Reproduce the whole listing, character for character.
::::::::
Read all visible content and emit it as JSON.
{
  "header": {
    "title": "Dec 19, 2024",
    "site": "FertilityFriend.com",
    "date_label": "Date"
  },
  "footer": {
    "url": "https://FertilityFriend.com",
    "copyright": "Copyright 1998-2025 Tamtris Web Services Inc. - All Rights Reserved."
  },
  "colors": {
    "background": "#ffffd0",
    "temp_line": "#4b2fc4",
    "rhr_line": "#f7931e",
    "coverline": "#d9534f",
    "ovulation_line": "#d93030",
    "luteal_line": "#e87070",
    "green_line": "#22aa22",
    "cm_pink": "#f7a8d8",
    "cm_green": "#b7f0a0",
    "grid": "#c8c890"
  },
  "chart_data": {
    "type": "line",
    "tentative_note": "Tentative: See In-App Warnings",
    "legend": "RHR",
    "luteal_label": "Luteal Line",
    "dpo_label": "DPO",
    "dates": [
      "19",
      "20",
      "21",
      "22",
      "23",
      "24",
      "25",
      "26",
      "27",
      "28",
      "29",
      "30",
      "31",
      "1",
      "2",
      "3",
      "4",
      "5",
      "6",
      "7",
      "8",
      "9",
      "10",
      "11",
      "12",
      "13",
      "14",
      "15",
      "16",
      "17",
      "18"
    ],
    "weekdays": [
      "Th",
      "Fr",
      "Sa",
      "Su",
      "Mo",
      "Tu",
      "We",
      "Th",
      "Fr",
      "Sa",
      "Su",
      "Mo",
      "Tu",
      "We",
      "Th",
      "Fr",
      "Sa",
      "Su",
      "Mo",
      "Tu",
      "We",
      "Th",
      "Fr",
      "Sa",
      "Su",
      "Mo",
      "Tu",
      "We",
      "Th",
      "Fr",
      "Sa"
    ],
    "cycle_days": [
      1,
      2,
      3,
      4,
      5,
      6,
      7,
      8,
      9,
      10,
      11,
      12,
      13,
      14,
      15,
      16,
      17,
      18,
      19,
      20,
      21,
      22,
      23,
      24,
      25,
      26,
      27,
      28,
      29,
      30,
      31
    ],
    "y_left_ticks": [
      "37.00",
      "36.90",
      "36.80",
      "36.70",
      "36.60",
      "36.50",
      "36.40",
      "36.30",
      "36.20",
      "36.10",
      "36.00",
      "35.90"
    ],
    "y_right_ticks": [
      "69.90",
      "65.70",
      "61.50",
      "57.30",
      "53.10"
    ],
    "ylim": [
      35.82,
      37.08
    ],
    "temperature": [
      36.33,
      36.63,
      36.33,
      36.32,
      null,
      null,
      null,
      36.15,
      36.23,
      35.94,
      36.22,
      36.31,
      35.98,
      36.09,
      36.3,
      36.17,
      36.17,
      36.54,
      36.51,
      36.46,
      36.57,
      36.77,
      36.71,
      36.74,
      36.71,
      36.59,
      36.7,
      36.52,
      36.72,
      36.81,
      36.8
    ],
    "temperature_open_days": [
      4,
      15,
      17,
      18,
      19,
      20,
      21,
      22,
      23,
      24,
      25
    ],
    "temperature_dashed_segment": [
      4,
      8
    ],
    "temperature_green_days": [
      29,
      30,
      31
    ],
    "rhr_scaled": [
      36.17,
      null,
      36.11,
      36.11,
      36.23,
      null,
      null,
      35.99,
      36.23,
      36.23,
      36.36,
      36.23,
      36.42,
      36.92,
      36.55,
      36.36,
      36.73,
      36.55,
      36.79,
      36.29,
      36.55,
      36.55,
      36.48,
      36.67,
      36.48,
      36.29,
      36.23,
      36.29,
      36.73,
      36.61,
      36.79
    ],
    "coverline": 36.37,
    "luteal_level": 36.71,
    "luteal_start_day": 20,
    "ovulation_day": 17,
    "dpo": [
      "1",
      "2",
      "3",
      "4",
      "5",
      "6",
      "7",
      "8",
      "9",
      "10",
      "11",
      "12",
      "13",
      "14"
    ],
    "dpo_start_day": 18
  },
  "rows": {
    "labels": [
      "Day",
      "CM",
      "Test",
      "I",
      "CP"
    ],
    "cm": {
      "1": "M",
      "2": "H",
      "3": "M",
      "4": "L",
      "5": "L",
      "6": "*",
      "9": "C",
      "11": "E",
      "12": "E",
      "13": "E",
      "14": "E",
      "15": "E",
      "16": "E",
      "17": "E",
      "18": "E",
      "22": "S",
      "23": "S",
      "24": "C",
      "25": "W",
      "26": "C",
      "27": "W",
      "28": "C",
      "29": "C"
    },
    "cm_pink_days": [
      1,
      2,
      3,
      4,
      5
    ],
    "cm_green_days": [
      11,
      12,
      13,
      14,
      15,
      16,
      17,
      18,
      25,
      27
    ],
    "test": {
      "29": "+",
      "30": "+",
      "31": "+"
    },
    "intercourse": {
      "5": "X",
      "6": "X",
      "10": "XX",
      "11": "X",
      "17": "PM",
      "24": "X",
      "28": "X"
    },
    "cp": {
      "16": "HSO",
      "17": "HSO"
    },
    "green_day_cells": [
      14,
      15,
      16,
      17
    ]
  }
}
::::::::
- REPLY -
Read all visible content and emit it as JSON.
{
  "header": {
    "title": "Dec 19, 2024",
    "site": "FertilityFriend.com",
    "date_label": "Date"
  },
  "footer": {
    "url": "https://FertilityFriend.com",
    "copyright": "Copyright 1998-2025 Tamtris Web Services Inc. - All Rights Reserved."
  },
  "colors": {
    "background": "#ffffd0",
    "temp_line": "#4b2fc4",
    "rhr_line": "#f7931e",
    "coverline": "#d9534f",
    "ovulation_line": "#d93030",
    "luteal_line": "#e87070",
    "green_line": "#22aa22",
    "cm_pink": "#f7a8d8",
    "cm_green": "#b7f0a0",
    "grid": "#c8c890"
  },
  "chart_data": {
    "type": "line",
    "tentative_note": "Tentative: See In-App Warnings",
    "legend": "RHR",
    "luteal_label": "Luteal Line",
    "dpo_label": "DPO",
    "dates": [
      "19",
      "20",
      "21",
      "22",
      "23",
      "24",
      "25",
      "26",
      "27",
      "28",
      "29",
      "30",
      "31",
      "1",
      "2",
      "3",
      "4",
      "5",
      "6",
      "7",
      "8",
      "9",
      "10",
      "11",
      "12",
      "13",
      "14",
      "15",
      "16",
      "17",
      "18"
    ],
    "weekdays": [
      "Th",
      "Fr",
      "Sa",
      "Su",
      "Mo",
      "Tu",
      "We",
      "Th",
      "Fr",
      "Sa",
      "Su",
      "Mo",
      "Tu",
      "We",
      "Th",
      "Fr",
      "Sa",
      "Su",
      "Mo",
      "Tu",
      "We",
      "Th",
      "Fr",
      "Sa",
      "Su",
      "Mo",
      "Tu",
      "We",
      "Th",
      "Fr",
      "Sa"
    ],
    "cycle_days": [
      1,
      2,
      3,
      4,
      5,
      6,
      7,
      8,
      9,
      10,
      11,
      12,
      13,
      14,
      15,
      16,
      17,
      18,
      19,
      20,
      21,
      22,
      23,
      24,
      25,
      26,
      27,
      28,
      29,
      30,
      31
    ],
    "y_left_ticks": [
      "37.00",
      "36.90",
      "36.80",
      "36.70",
      "36.60",
      "36.50",
      "36.40",
      "36.30",
      "36.20",
      "36.10",
      "36.00",
      "35.90"
    ],
    "y_right_ticks": [
      "69.90",
      "65.70",
      "61.50",
      "57.30",
      "53.10"
    ],
    "ylim": [
      35.82,
      37.08
    ],
    "temperature": [
      36.33,
      36.63,
      36.33,
      36.32,
      null,
      null,
      null,
      36.15,
      36.23,
      35.94,
      36.22,
      36.31,
      35.98,
      36.09,
      36.3,
      36.17,
      36.17,
      36.54,
      36.51,
      36.46,
      36.57,
      36.77,
      36.71,
      36.74,
      36.71,
      36.59,
      36.7,
      36.52,
      36.72,
      36.81,
      36.8
    ],
    "temperature_open_days": [
      4,
      15,
      17,
      18,
      19,
      20,
      21,
      22,
      23,
      24,
      25
    ],
    "temperature_dashed_segment": [
      4,
      8
    ],
    "temperature_green_days": [
      29,
      30,
      31
    ],
    "rhr_scaled": [
      36.17,
      null,
      36.11,
      36.11,
      36.23,
      null,
      null,
      35.99,
      36.23,
      36.23,
      36.36,
      36.23,
      36.42,
      36.92,
      36.55,
      36.36,
      36.73,
      36.55,
      36.79,
      36.29,
      36.55,
      36.55,
      36.48,
      36.67,
      36.48,
      36.29,
      36.23,
      36.29,
      36.73,
      36.61,
      36.79
    ],
    "coverline": 36.37,
    "luteal_level": 36.71,
    "luteal_start_day": 20,
    "ovulation_day": 17,
    "dpo": [
      "1",
      "2",
      "3",
      "4",
      "5",
      "6",
      "7",
      "8",
      "9",
      "10",
      "11",
      "12",
      "13",
      "14"
    ],
    "dpo_start_day": 18
  },
  "rows": {
    "labels": [
      "Day",
      "CM",
      "Test",
      "I",
      "CP"
    ],
    "cm": {
      "1": "M",
      "2": "H",
      "3": "M",
      "4": "L",
      "5": "L",
      "6": "*",
      "9": "C",
      "11": "E",
      "12": "E",
      "13": "E",
      "14": "E",
      "15": "E",
      "16": "E",
      "17": "E",
      "18": "E",
      "22": "S",
      "23": "S",
      "24": "C",
      "25": "W",
      "26": "C",
      "27": "W",
      "28": "C",
      "29": "C"
    },
    "cm_pink_days": [
      1,
      2,
      3,
      4,
      5
    ],
    "cm_green_days": [
      11,
      12,
      13,
      14,
      15,
      16,
      17,
      18,
      25,
      27
    ],
    "test": {
      "29": "+",
      "30": "+",
      "31": "+"
    },
    "intercourse": {
      "5": "X",
      "6": "X",
      "10": "XX",
      "11": "X",
      "17": "PM",
      "24": "X",
      "28": "X"
    },
    "cp": {
      "16": "HSO",
      "17": "HSO"
    },
    "green_day_cells": [
      14,
      15,
      16,
      17
    ]
  }
}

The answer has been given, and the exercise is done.